-- Task statement --
Filter the entries that follow, copying every line in which the word "JSON" appears.

-- Items --
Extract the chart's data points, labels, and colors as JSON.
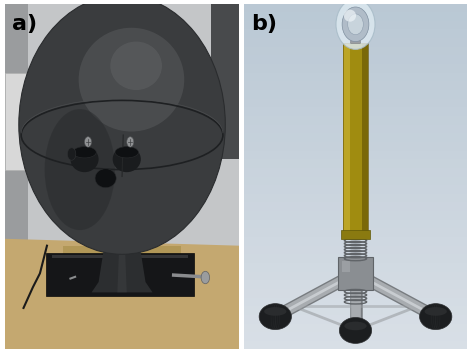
{
  "label_a": "a)",
  "label_b": "b)",
  "label_fontsize": 16,
  "label_color": "#000000",
  "fig_bg_color": "#ffffff",
  "figsize": [
    4.74,
    3.53
  ],
  "dpi": 100,
  "panel_a": {
    "bg_wall": "#c8cacc",
    "bg_left_dark": "#9a9ea2",
    "desk_color": "#c8b080",
    "sphere_dark": "#3c3e40",
    "sphere_mid": "#505254",
    "sphere_light": "#686a6c",
    "base_color": "#1a1c1e",
    "neck_color": "#2e3032"
  },
  "panel_b": {
    "bg_top": "#d0d8e0",
    "bg_bottom": "#c0cad4",
    "pole_main": "#a08c10",
    "pole_light": "#c8b030",
    "pole_dark": "#806c08",
    "hub_color": "#888c90",
    "leg_color": "#a0a4a8",
    "weight_color": "#1a1c1e",
    "sphere_top": "#d8e4ec"
  }
}
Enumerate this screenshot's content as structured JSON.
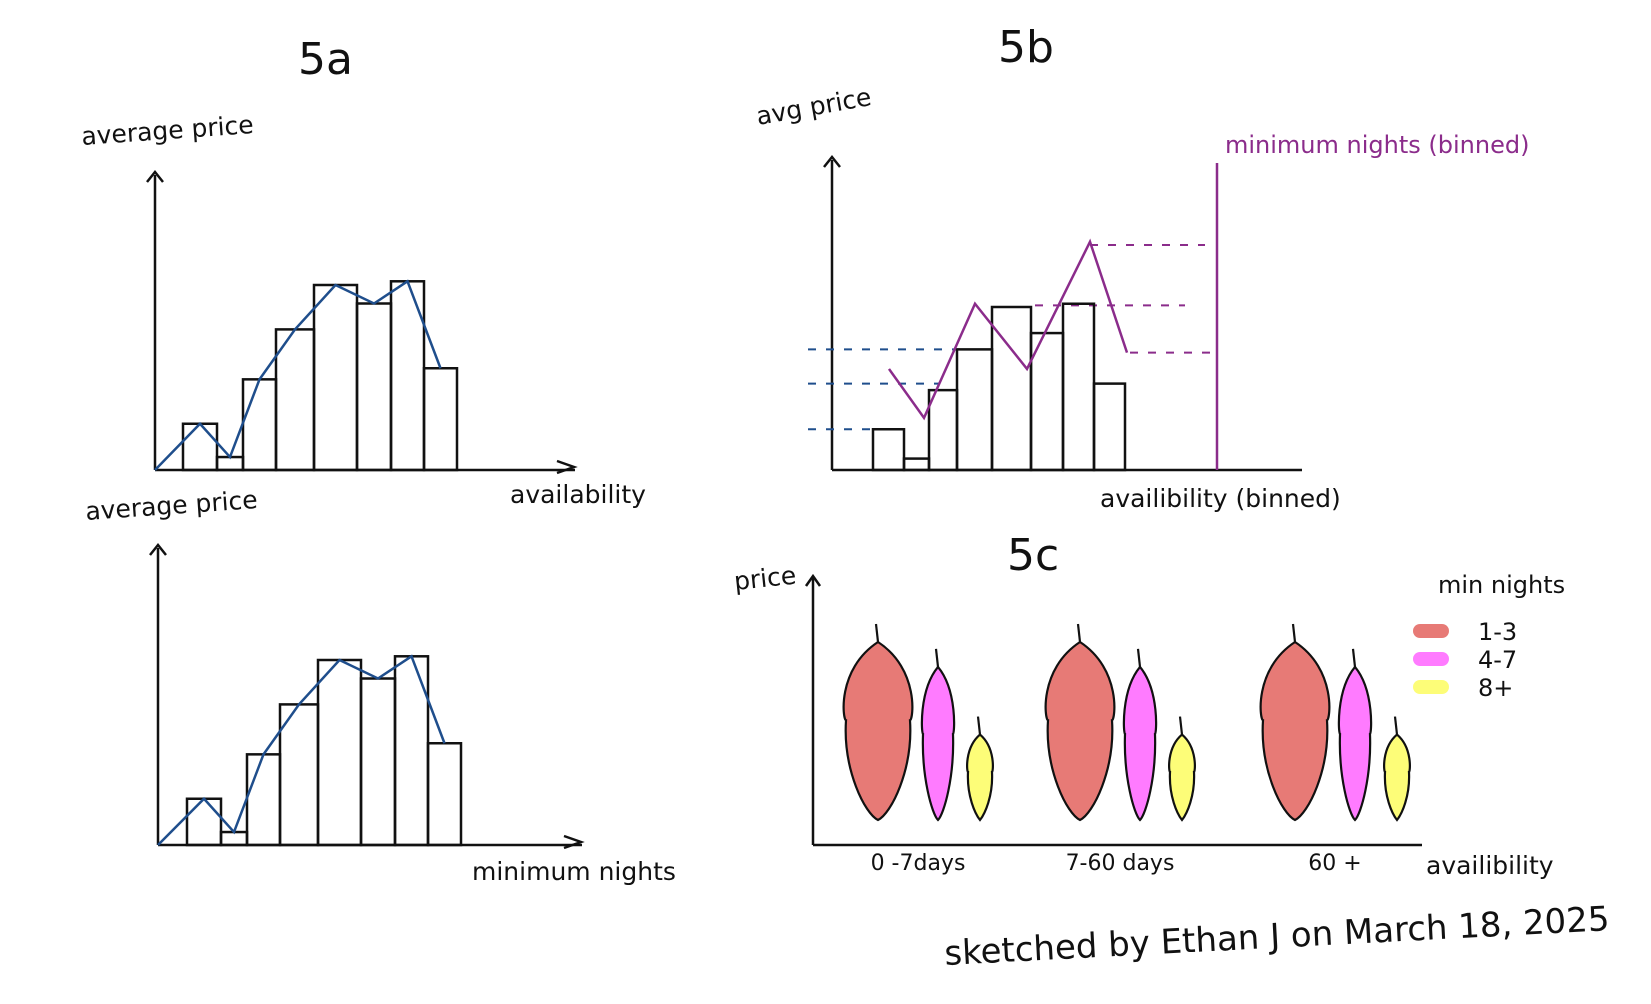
{
  "colors": {
    "ink": "#111111",
    "navy": "#1f4e8c",
    "purple": "#8b2c8b",
    "red": "#e77a76",
    "pink": "#ff7bff",
    "yellow": "#fdfd78"
  },
  "credit": "sketched by Ethan J on March 18, 2025",
  "chart_data": [
    {
      "id": "5a-top",
      "panel_label": "5a",
      "type": "bar",
      "overlay": "line",
      "ylabel": "average price",
      "xlabel": "availability",
      "values": [
        0.25,
        0.07,
        0.49,
        0.76,
        1.0,
        0.9,
        1.02,
        0.55
      ],
      "line_values": [
        0.0,
        0.25,
        0.07,
        0.49,
        0.76,
        1.0,
        0.9,
        1.02,
        0.55
      ]
    },
    {
      "id": "5a-bottom",
      "type": "bar",
      "overlay": "line",
      "ylabel": "average price",
      "xlabel": "minimum nights",
      "values": [
        0.25,
        0.07,
        0.49,
        0.76,
        1.0,
        0.9,
        1.02,
        0.55
      ],
      "line_values": [
        0.0,
        0.25,
        0.07,
        0.49,
        0.76,
        1.0,
        0.9,
        1.02,
        0.55
      ]
    },
    {
      "id": "5b",
      "panel_label": "5b",
      "type": "bar",
      "overlay": "line",
      "ylabel": "avg price",
      "xlabel": "availibility (binned)",
      "secondary_axis_label": "minimum nights (binned)",
      "values": [
        0.25,
        0.07,
        0.49,
        0.74,
        1.0,
        0.84,
        1.02,
        0.53
      ],
      "line_values": [
        0.62,
        0.32,
        1.02,
        0.62,
        1.4,
        0.72
      ],
      "reference_levels": [
        0.25,
        0.53,
        0.74,
        1.38,
        1.01,
        0.72
      ]
    },
    {
      "id": "5c",
      "panel_label": "5c",
      "type": "violin",
      "ylabel": "price",
      "xlabel": "availibility",
      "categories": [
        "0 -7days",
        "7-60 days",
        "60 +"
      ],
      "legend_title": "min nights",
      "series": [
        {
          "name": "1-3",
          "color": "#e77a76",
          "spread": [
            0.0,
            1.0
          ]
        },
        {
          "name": "4-7",
          "color": "#ff7bff",
          "spread": [
            0.0,
            0.86
          ]
        },
        {
          "name": "8+",
          "color": "#fdfd78",
          "spread": [
            0.0,
            0.48
          ]
        }
      ]
    }
  ]
}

-- Solution to this task --
Extract the chart's data points, labels, and colors as JSON.
Enumerate this screenshot's content as structured JSON.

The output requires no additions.